(Dataset records)
________________________

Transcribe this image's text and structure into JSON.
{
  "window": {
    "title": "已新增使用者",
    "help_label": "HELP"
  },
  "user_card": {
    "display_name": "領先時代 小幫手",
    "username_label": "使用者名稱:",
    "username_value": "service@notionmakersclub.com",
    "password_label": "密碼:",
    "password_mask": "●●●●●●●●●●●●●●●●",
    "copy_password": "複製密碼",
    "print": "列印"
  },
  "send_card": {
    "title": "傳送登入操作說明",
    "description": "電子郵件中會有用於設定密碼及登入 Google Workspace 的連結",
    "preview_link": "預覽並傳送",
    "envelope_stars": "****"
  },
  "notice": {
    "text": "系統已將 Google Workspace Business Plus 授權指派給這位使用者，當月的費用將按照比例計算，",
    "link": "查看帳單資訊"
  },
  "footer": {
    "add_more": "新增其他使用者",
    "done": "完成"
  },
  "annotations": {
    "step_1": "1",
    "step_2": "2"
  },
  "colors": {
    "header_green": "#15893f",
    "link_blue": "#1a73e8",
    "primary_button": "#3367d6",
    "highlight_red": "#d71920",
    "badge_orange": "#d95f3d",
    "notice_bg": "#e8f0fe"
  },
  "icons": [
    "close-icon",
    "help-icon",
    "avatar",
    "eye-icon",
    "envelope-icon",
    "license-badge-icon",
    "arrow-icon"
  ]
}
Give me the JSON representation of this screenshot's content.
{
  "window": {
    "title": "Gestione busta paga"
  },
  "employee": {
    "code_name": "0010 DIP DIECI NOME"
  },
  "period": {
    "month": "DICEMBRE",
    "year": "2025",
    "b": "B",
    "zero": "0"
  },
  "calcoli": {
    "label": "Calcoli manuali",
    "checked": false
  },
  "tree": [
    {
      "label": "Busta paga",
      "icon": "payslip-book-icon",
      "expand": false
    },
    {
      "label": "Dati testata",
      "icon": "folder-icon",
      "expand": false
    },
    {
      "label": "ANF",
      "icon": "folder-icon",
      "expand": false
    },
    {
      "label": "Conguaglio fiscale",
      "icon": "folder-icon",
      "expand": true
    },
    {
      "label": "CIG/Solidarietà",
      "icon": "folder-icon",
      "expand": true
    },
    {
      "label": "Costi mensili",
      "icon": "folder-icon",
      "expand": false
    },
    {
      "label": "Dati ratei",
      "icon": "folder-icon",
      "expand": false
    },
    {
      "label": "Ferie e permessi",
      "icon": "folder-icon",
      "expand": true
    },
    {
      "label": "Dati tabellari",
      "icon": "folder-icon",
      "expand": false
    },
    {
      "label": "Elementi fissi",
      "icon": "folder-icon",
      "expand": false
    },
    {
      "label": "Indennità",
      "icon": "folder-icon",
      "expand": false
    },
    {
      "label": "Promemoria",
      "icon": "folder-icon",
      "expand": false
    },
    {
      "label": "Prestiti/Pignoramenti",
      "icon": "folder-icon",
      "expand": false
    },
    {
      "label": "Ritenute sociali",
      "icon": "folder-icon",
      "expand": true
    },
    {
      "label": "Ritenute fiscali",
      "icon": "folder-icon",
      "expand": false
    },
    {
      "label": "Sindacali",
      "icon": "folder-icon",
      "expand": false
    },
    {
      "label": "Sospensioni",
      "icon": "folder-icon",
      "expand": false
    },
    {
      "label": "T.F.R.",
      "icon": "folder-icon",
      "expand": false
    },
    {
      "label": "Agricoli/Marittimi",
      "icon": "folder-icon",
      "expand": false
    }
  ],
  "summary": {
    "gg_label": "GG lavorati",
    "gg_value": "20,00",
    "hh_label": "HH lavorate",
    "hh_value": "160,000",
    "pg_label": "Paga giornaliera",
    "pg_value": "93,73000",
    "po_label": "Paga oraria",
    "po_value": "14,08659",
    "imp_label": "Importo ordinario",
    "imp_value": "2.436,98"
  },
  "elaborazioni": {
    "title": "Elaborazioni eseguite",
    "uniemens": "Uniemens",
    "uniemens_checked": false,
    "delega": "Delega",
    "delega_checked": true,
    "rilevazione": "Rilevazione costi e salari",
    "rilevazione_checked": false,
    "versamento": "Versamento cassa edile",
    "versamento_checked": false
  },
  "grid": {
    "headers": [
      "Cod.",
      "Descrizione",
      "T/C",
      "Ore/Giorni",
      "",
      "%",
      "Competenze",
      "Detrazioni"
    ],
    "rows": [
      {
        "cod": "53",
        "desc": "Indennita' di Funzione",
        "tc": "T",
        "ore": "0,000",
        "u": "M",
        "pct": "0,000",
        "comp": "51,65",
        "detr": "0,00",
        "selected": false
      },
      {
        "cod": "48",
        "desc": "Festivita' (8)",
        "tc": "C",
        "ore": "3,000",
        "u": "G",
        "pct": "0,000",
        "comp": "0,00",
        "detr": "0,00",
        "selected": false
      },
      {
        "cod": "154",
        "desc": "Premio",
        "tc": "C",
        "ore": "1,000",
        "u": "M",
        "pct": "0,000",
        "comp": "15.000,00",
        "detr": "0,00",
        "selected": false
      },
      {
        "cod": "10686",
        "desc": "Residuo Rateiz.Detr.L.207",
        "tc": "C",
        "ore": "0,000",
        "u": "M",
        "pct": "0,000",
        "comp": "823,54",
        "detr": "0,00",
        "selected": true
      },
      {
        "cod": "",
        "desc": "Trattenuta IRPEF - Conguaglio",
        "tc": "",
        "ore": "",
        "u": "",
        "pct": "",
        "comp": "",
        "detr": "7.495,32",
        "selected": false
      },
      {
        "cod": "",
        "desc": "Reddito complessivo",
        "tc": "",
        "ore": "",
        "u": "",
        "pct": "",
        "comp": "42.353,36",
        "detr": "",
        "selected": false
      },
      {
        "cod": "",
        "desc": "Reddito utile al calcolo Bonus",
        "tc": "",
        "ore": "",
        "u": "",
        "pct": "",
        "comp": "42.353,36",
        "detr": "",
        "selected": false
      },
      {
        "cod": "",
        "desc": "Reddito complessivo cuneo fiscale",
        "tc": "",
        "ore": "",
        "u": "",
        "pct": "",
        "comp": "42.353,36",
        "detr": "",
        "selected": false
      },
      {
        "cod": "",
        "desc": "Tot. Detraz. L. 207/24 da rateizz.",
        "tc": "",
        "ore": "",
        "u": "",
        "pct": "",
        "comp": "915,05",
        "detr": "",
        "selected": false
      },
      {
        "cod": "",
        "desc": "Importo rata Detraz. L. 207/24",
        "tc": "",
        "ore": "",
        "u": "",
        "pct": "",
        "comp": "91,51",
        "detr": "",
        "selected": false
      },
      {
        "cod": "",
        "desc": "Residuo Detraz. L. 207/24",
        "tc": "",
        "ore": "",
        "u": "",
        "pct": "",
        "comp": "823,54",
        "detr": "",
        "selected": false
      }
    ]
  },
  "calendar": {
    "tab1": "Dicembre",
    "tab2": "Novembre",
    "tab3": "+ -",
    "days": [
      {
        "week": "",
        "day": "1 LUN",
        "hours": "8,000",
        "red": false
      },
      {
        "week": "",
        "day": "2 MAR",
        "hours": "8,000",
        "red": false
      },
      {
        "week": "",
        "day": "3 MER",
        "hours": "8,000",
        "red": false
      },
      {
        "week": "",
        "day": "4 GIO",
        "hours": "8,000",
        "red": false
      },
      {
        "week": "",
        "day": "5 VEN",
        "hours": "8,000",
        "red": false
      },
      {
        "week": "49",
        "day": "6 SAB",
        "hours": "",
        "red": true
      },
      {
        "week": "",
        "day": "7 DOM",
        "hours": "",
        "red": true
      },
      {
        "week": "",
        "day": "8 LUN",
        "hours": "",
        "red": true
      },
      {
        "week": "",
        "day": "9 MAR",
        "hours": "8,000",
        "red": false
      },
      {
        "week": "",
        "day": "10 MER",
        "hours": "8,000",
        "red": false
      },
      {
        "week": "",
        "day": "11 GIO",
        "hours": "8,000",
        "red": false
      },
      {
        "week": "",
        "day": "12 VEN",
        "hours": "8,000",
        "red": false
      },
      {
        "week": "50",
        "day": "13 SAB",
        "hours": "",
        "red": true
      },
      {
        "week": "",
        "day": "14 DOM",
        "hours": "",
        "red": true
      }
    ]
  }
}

________________________

# Task
All lines in the data that contain the word "JSON" should be copied.

# Task solution
Transcribe this image's text and structure into JSON.
Give me the JSON representation of this screenshot's content.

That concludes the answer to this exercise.